## Aim of the exercise
Give an exact transcription of every line, dropping the images.

## Records for this task
· · ·

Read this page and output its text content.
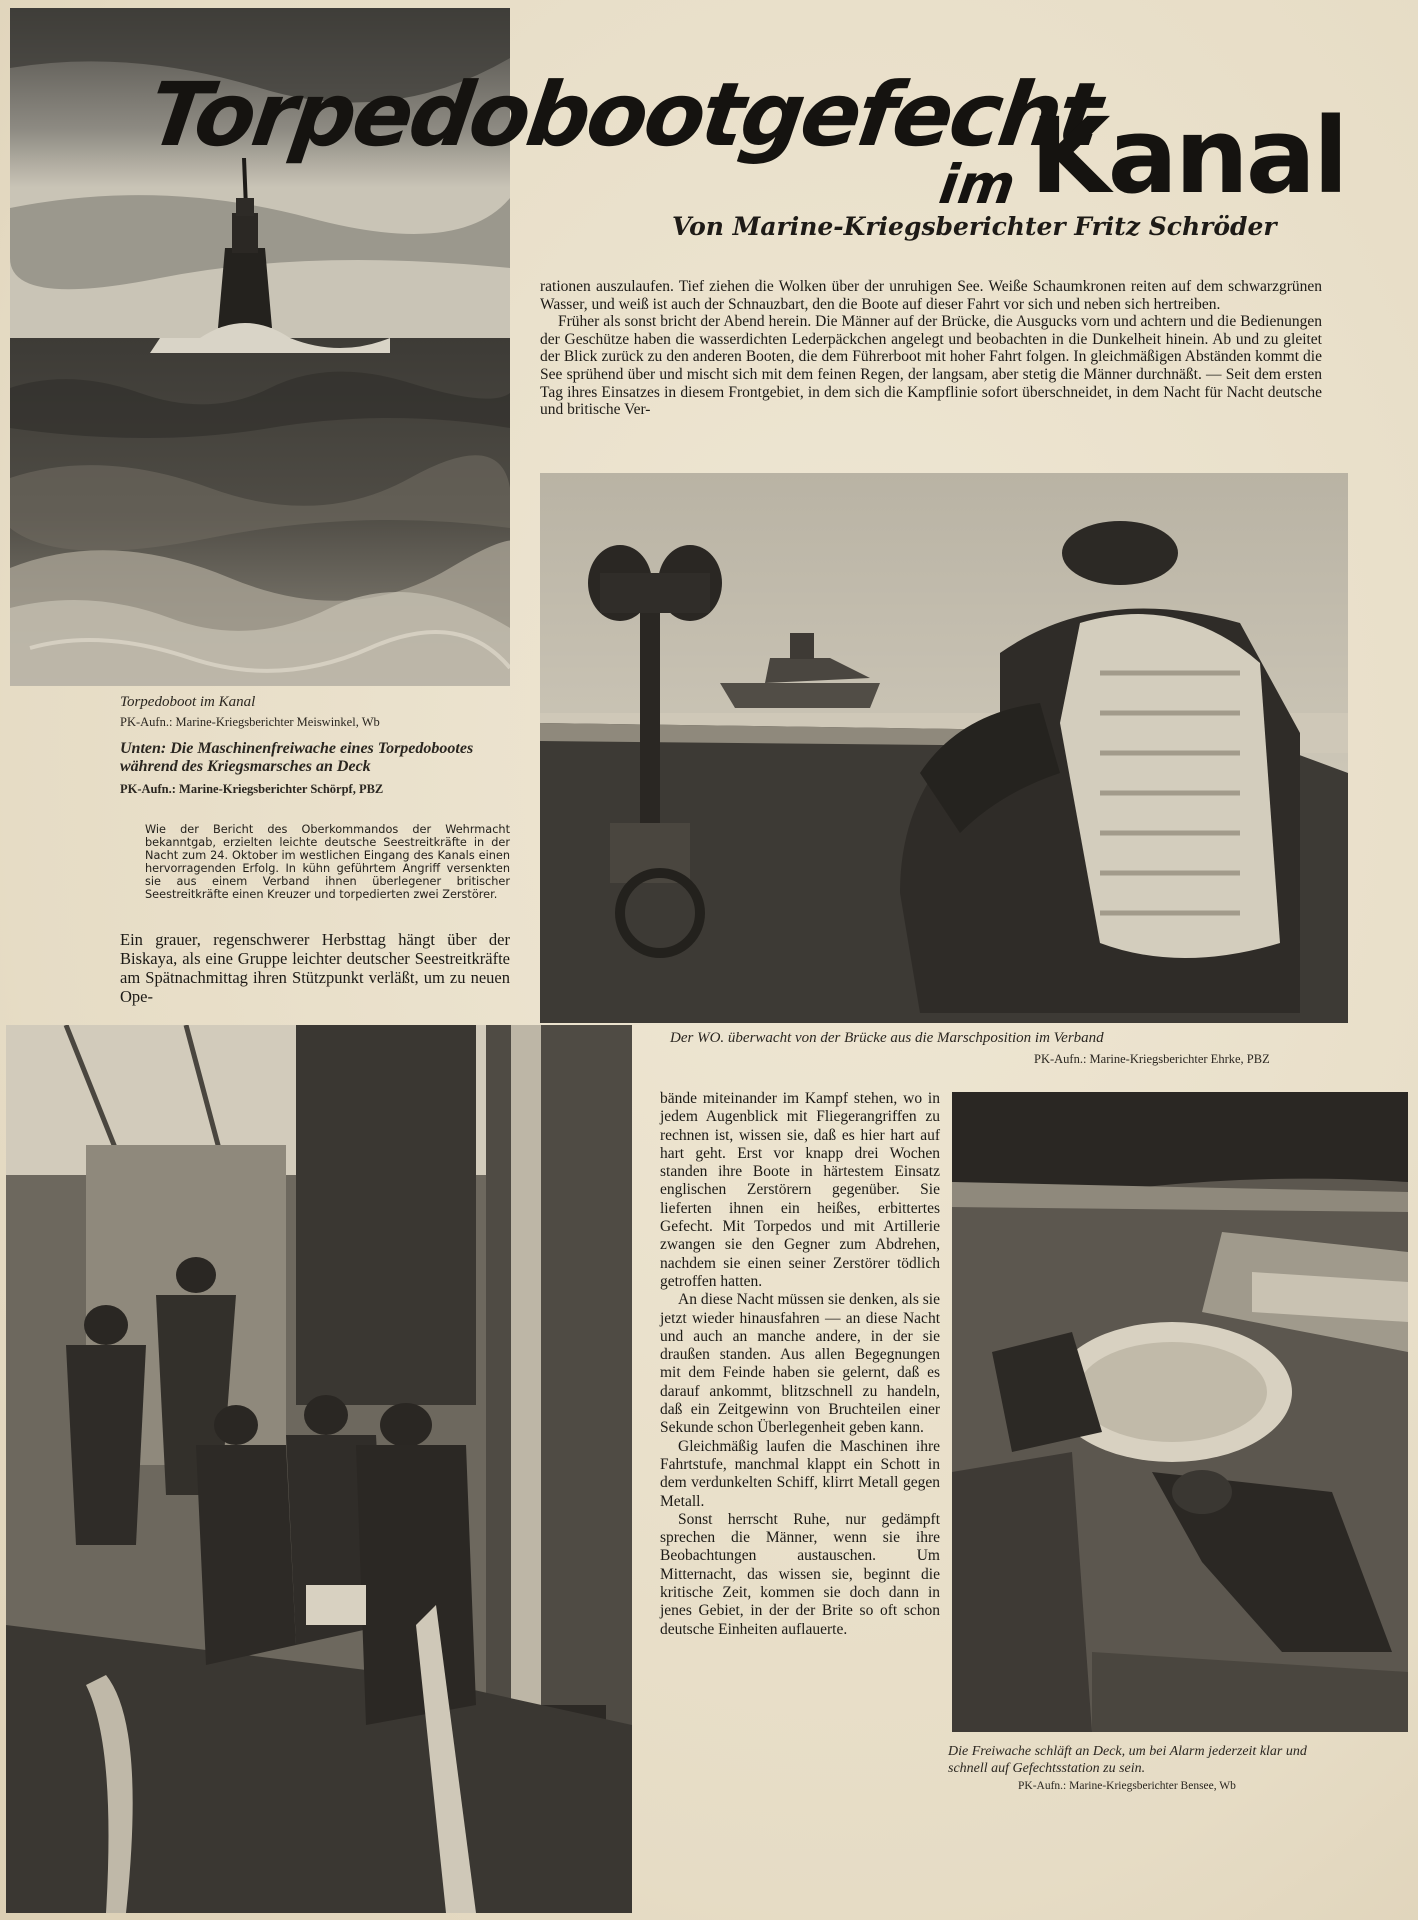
Torpedobootgefecht
im Kanal
Von Marine-Kriegsberichter Fritz Schröder

rationen auszulaufen. Tief ziehen die Wolken über der unruhigen See. Weiße Schaumkronen reiten auf dem schwarzgrünen Wasser, und weiß ist auch der Schnauzbart, den die Boote auf dieser Fahrt vor sich und neben sich hertreiben.

Früher als sonst bricht der Abend herein. Die Männer auf der Brücke, die Ausgucks vorn und achtern und die Bedienungen der Geschütze haben die wasserdichten Lederpäckchen angelegt und beobachten in die Dunkelheit hinein. Ab und zu gleitet der Blick zurück zu den anderen Booten, die dem Führerboot mit hoher Fahrt folgen. In gleichmäßigen Abständen kommt die See sprühend über und mischt sich mit dem feinen Regen, der langsam, aber stetig die Männer durchnäßt. — Seit dem ersten Tag ihres Einsatzes in diesem Frontgebiet, in dem sich die Kampflinie sofort überschneidet, in dem Nacht für Nacht deutsche und britische Ver-

Torpedoboot im Kanal
PK-Aufn.: Marine-Kriegsberichter Meiswinkel, Wb
Unten: Die Maschinenfreiwache eines Torpedobootes während des Kriegsmarsches an Deck
PK-Aufn.: Marine-Kriegsberichter Schörpf, PBZ
Wie der Bericht des Oberkommandos der Wehrmacht bekanntgab, erzielten leichte deutsche Seestreitkräfte in der Nacht zum 24. Oktober im westlichen Eingang des Kanals einen hervorragenden Erfolg. In kühn geführtem Angriff versenkten sie aus einem Verband ihnen überlegener britischer Seestreitkräfte einen Kreuzer und torpedierten zwei Zerstörer.

Ein grauer, regenschwerer Herbsttag hängt über der Biskaya, als eine Gruppe leichter deutscher Seestreitkräfte am Spätnachmittag ihren Stützpunkt verläßt, um zu neuen Ope-

Der WO. überwacht von der Brücke aus die Marschposition im Verband
PK-Aufn.: Marine-Kriegsberichter Ehrke, PBZ

bände miteinander im Kampf stehen, wo in jedem Augenblick mit Fliegerangriffen zu rechnen ist, wissen sie, daß es hier hart auf hart geht. Erst vor knapp drei Wochen standen ihre Boote in härtestem Einsatz englischen Zerstörern gegenüber. Sie lieferten ihnen ein heißes, erbittertes Gefecht. Mit Torpedos und mit Artillerie zwangen sie den Gegner zum Abdrehen, nachdem sie einen seiner Zerstörer tödlich getroffen hatten.

An diese Nacht müssen sie denken, als sie jetzt wieder hinausfahren — an diese Nacht und auch an manche andere, in der sie draußen standen. Aus allen Begegnungen mit dem Feinde haben sie gelernt, daß es darauf ankommt, blitzschnell zu handeln, daß ein Zeitgewinn von Bruchteilen einer Sekunde schon Überlegenheit geben kann.

Gleichmäßig laufen die Maschinen ihre Fahrtstufe, manchmal klappt ein Schott in dem verdunkelten Schiff, klirrt Metall gegen Metall.

Sonst herrscht Ruhe, nur gedämpft sprechen die Männer, wenn sie ihre Beobachtungen austauschen. Um Mitternacht, das wissen sie, beginnt die kritische Zeit, kommen sie doch dann in jenes Gebiet, in der der Brite so oft schon deutsche Einheiten auflauerte.

Die Freiwache schläft an Deck, um bei Alarm jederzeit klar und schnell auf Gefechtsstation zu sein.
PK-Aufn.: Marine-Kriegsberichter Bensee, Wb
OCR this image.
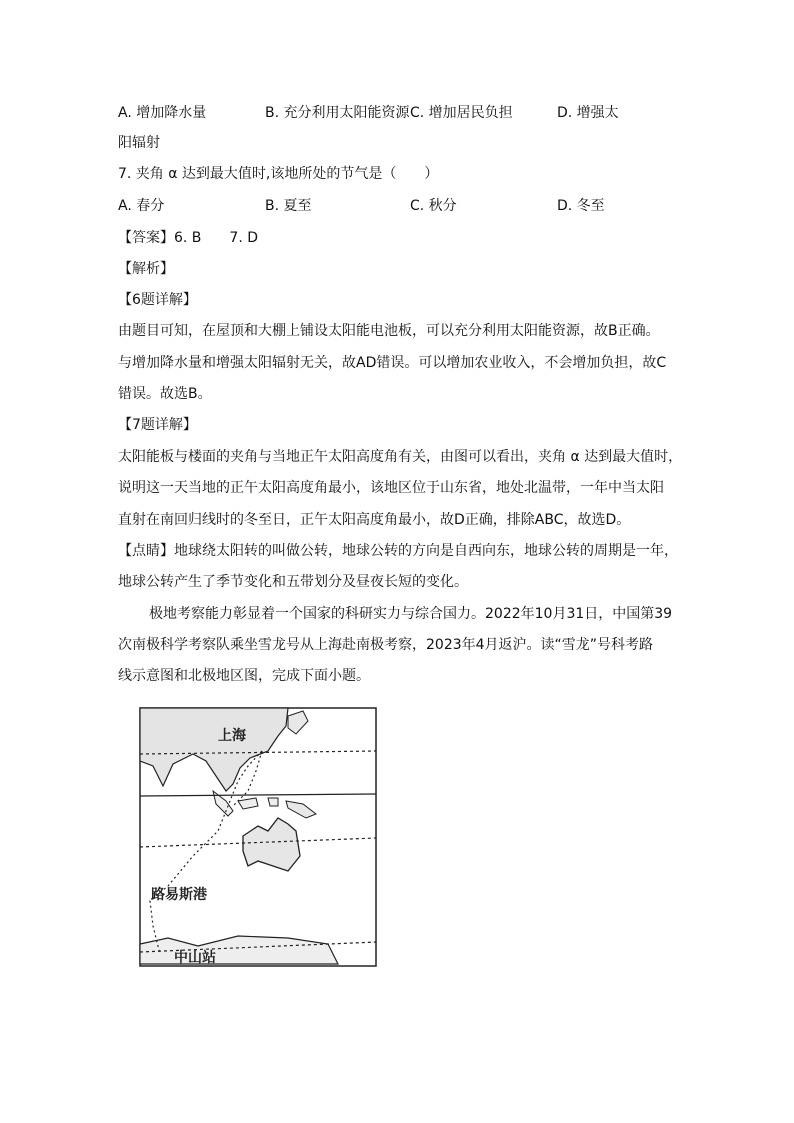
A. 增加降水量	B. 充分利用太阳能资源 C. 增加居民负担	D. 增强太
阳辐射
7. 夹角 α 达到最大值时,该地所处的节气是（　　）
A. 春分	B. 夏至	C. 秋分	D. 冬至
【答案】6. B　　7. D
【解析】
【6题详解】
由题目可知，在屋顶和大棚上铺设太阳能电池板，可以充分利用太阳能资源，故B正确。
与增加降水量和增强太阳辐射无关，故AD错误。可以增加农业收入，不会增加负担，故C
错误。故选B。
【7题详解】
太阳能板与楼面的夹角与当地正午太阳高度角有关，由图可以看出，夹角 α 达到最大值时，
说明这一天当地的正午太阳高度角最小，该地区位于山东省，地处北温带，一年中当太阳
直射在南回归线时的冬至日，正午太阳高度角最小，故D正确，排除ABC，故选D。
【点睛】地球绕太阳转的叫做公转，地球公转的方向是自西向东，地球公转的周期是一年，
地球公转产生了季节变化和五带划分及昼夜长短的变化。
极地考察能力彰显着一个国家的科研实力与综合国力。2022年10月31日，中国第39
次南极科学考察队乘坐雪龙号从上海赴南极考察，2023年4月返沪。读“雪龙”号科考路
线示意图和北极地区图，完成下面小题。
上海
路易斯港
中山站
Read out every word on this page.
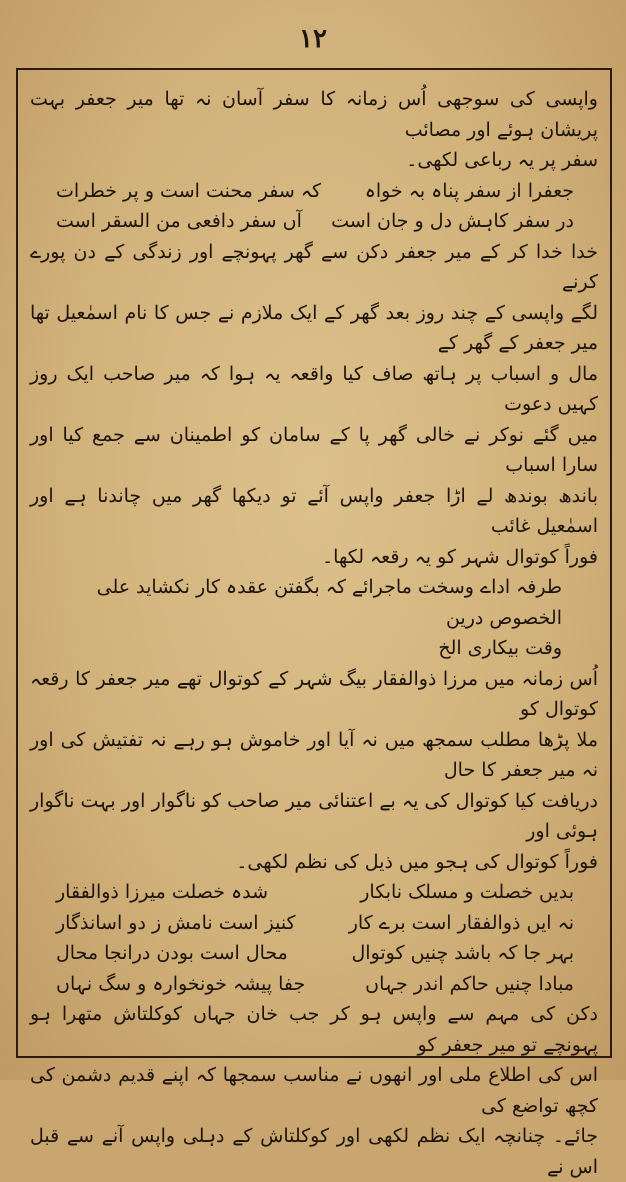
۱۲

واپسی کی سوجھی اُس زمانہ کا سفر آسان نہ تھا میر جعفر بہت پریشان ہوئے اور مصائب

سفر پر یہ رباعی لکھی۔

جعفرا از سفر پناہ بہ خواہ
کہ سفر محنت است و پر خطرات
در سفر کاہش دل و جان است
آں سفر دافعی من السقر است

خدا خدا کر کے میر جعفر دکن سے گھر پہونچے اور زندگی کے دن پورے کرنے

لگے واپسی کے چند روز بعد گھر کے ایک ملازم نے جس کا نام اسمٰعیل تھا میر جعفر کے گھر کے

مال و اسباب پر ہاتھ صاف کیا واقعہ یہ ہوا کہ میر صاحب ایک روز کہیں دعوت

میں گئے نوکر نے خالی گھر پا کے سامان کو اطمینان سے جمع کیا اور سارا اسباب

باندھ بوندھ لے اڑا جعفر واپس آئے تو دیکھا گھر میں چاندنا ہے اور اسمٰعیل غائب

فوراً کوتوال شہر کو یہ رقعہ لکھا۔

طرفہ اداے وسخت ماجرائے کہ بگفتن عقدہ کار نکشاید علی الخصوص درین

وقت بیکاری الخ

اُس زمانہ میں مرزا ذوالفقار بیگ شہر کے کوتوال تھے میر جعفر کا رقعہ کوتوال کو

ملا پڑھا مطلب سمجھ میں نہ آیا اور خاموش ہو رہے نہ تفتیش کی اور نہ میر جعفر کا حال

دریافت کیا کوتوال کی یہ بے اعتنائی میر صاحب کو ناگوار اور بہت ناگوار ہوئی اور

فوراً کوتوال کی ہجو میں ذیل کی نظم لکھی۔

بدیں خصلت و مسلک نابکار
شدہ خصلت میرزا ذوالفقار
نہ ایں ذوالفقار است برے کار
کنیز است نامش ز دو اسانذگار
بہر جا کہ باشد چنیں کوتوال
محال است بودن درانجا محال
مبادا چنیں حاکم اندر جہاں
جفا پیشہ خونخوارہ و سگ نہاں

دکن کی مہم سے واپس ہو کر جب خان جہاں کوکلتاش متھرا ہو پہونچے تو میر جعفر کو

اس کی اطلاع ملی اور انھوں نے مناسب سمجھا کہ اپنے قدیم دشمن کی کچھ تواضع کی

جائے۔ چنانچہ ایک نظم لکھی اور کوکلتاش کے دہلی واپس آنے سے قبل اس نے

· · ·

## Expected output
Read this page and output its text content.
Torpedobootgefecht
im Kanal
Von Marine-Kriegsberichter Fritz Schröder

rationen auszulaufen. Tief ziehen die Wolken über der unruhigen See. Weiße Schaumkronen reiten auf dem schwarzgrünen Wasser, und weiß ist auch der Schnauzbart, den die Boote auf dieser Fahrt vor sich und neben sich hertreiben.

Früher als sonst bricht der Abend herein. Die Männer auf der Brücke, die Ausgucks vorn und achtern und die Bedienungen der Geschütze haben die wasserdichten Lederpäckchen angelegt und beobachten in die Dunkelheit hinein. Ab und zu gleitet der Blick zurück zu den anderen Booten, die dem Führerboot mit hoher Fahrt folgen. In gleichmäßigen Abständen kommt die See sprühend über und mischt sich mit dem feinen Regen, der langsam, aber stetig die Männer durchnäßt. — Seit dem ersten Tag ihres Einsatzes in diesem Frontgebiet, in dem sich die Kampflinie sofort überschneidet, in dem Nacht für Nacht deutsche und britische Ver-

Torpedoboot im Kanal
PK-Aufn.: Marine-Kriegsberichter Meiswinkel, Wb
Unten: Die Maschinenfreiwache eines Torpedobootes während des Kriegsmarsches an Deck
PK-Aufn.: Marine-Kriegsberichter Schörpf, PBZ
Wie der Bericht des Oberkommandos der Wehrmacht bekanntgab, erzielten leichte deutsche Seestreitkräfte in der Nacht zum 24. Oktober im westlichen Eingang des Kanals einen hervorragenden Erfolg. In kühn geführtem Angriff versenkten sie aus einem Verband ihnen überlegener britischer Seestreitkräfte einen Kreuzer und torpedierten zwei Zerstörer.

Ein grauer, regenschwerer Herbsttag hängt über der Biskaya, als eine Gruppe leichter deutscher Seestreitkräfte am Spätnachmittag ihren Stützpunkt verläßt, um zu neuen Ope-

Der WO. überwacht von der Brücke aus die Marschposition im Verband
PK-Aufn.: Marine-Kriegsberichter Ehrke, PBZ

bände miteinander im Kampf stehen, wo in jedem Augenblick mit Fliegerangriffen zu rechnen ist, wissen sie, daß es hier hart auf hart geht. Erst vor knapp drei Wochen standen ihre Boote in härtestem Einsatz englischen Zerstörern gegenüber. Sie lieferten ihnen ein heißes, erbittertes Gefecht. Mit Torpedos und mit Artillerie zwangen sie den Gegner zum Abdrehen, nachdem sie einen seiner Zerstörer tödlich getroffen hatten.

An diese Nacht müssen sie denken, als sie jetzt wieder hinausfahren — an diese Nacht und auch an manche andere, in der sie draußen standen. Aus allen Begegnungen mit dem Feinde haben sie gelernt, daß es darauf ankommt, blitzschnell zu handeln, daß ein Zeitgewinn von Bruchteilen einer Sekunde schon Überlegenheit geben kann.

Gleichmäßig laufen die Maschinen ihre Fahrtstufe, manchmal klappt ein Schott in dem verdunkelten Schiff, klirrt Metall gegen Metall.

Sonst herrscht Ruhe, nur gedämpft sprechen die Männer, wenn sie ihre Beobachtungen austauschen. Um Mitternacht, das wissen sie, beginnt die kritische Zeit, kommen sie doch dann in jenes Gebiet, in der der Brite so oft schon deutsche Einheiten auflauerte.

Die Freiwache schläft an Deck, um bei Alarm jederzeit klar und schnell auf Gefechtsstation zu sein.
PK-Aufn.: Marine-Kriegsberichter Bensee, Wb
OCR this image.
A. 增加降水量	B. 充分利用太阳能资源 C. 增加居民负担	D. 增强太
阳辐射
7. 夹角 α 达到最大值时,该地所处的节气是（　　）
A. 春分	B. 夏至	C. 秋分	D. 冬至
【答案】6. B　　7. D
【解析】
【6题详解】
由题目可知，在屋顶和大棚上铺设太阳能电池板，可以充分利用太阳能资源，故B正确。
与增加降水量和增强太阳辐射无关，故AD错误。可以增加农业收入，不会增加负担，故C
错误。故选B。
【7题详解】
太阳能板与楼面的夹角与当地正午太阳高度角有关，由图可以看出，夹角 α 达到最大值时，
说明这一天当地的正午太阳高度角最小，该地区位于山东省，地处北温带，一年中当太阳
直射在南回归线时的冬至日，正午太阳高度角最小，故D正确，排除ABC，故选D。
【点睛】地球绕太阳转的叫做公转，地球公转的方向是自西向东，地球公转的周期是一年，
地球公转产生了季节变化和五带划分及昼夜长短的变化。
极地考察能力彰显着一个国家的科研实力与综合国力。2022年10月31日，中国第39
次南极科学考察队乘坐雪龙号从上海赴南极考察，2023年4月返沪。读“雪龙”号科考路
线示意图和北极地区图，完成下面小题。
上海
路易斯港
中山站
Read out every word on this page.
۱۲

واپسی کی سوجھی اُس زمانہ کا سفر آسان نہ تھا میر جعفر بہت پریشان ہوئے اور مصائب

سفر پر یہ رباعی لکھی۔

جعفرا از سفر پناہ بہ خواہ
کہ سفر محنت است و پر خطرات
در سفر کاہش دل و جان است
آں سفر دافعی من السقر است

خدا خدا کر کے میر جعفر دکن سے گھر پہونچے اور زندگی کے دن پورے کرنے

لگے واپسی کے چند روز بعد گھر کے ایک ملازم نے جس کا نام اسمٰعیل تھا میر جعفر کے گھر کے

مال و اسباب پر ہاتھ صاف کیا واقعہ یہ ہوا کہ میر صاحب ایک روز کہیں دعوت

میں گئے نوکر نے خالی گھر پا کے سامان کو اطمینان سے جمع کیا اور سارا اسباب

باندھ بوندھ لے اڑا جعفر واپس آئے تو دیکھا گھر میں چاندنا ہے اور اسمٰعیل غائب

فوراً کوتوال شہر کو یہ رقعہ لکھا۔

طرفہ اداے وسخت ماجرائے کہ بگفتن عقدہ کار نکشاید علی الخصوص درین

وقت بیکاری الخ

اُس زمانہ میں مرزا ذوالفقار بیگ شہر کے کوتوال تھے میر جعفر کا رقعہ کوتوال کو

ملا پڑھا مطلب سمجھ میں نہ آیا اور خاموش ہو رہے نہ تفتیش کی اور نہ میر جعفر کا حال

دریافت کیا کوتوال کی یہ بے اعتنائی میر صاحب کو ناگوار اور بہت ناگوار ہوئی اور

فوراً کوتوال کی ہجو میں ذیل کی نظم لکھی۔

بدیں خصلت و مسلک نابکار
شدہ خصلت میرزا ذوالفقار
نہ ایں ذوالفقار است برے کار
کنیز است نامش ز دو اسانذگار
بہر جا کہ باشد چنیں کوتوال
محال است بودن درانجا محال
مبادا چنیں حاکم اندر جہاں
جفا پیشہ خونخوارہ و سگ نہاں

دکن کی مہم سے واپس ہو کر جب خان جہاں کوکلتاش متھرا ہو پہونچے تو میر جعفر کو

اس کی اطلاع ملی اور انھوں نے مناسب سمجھا کہ اپنے قدیم دشمن کی کچھ تواضع کی

جائے۔ چنانچہ ایک نظم لکھی اور کوکلتاش کے دہلی واپس آنے سے قبل اس نے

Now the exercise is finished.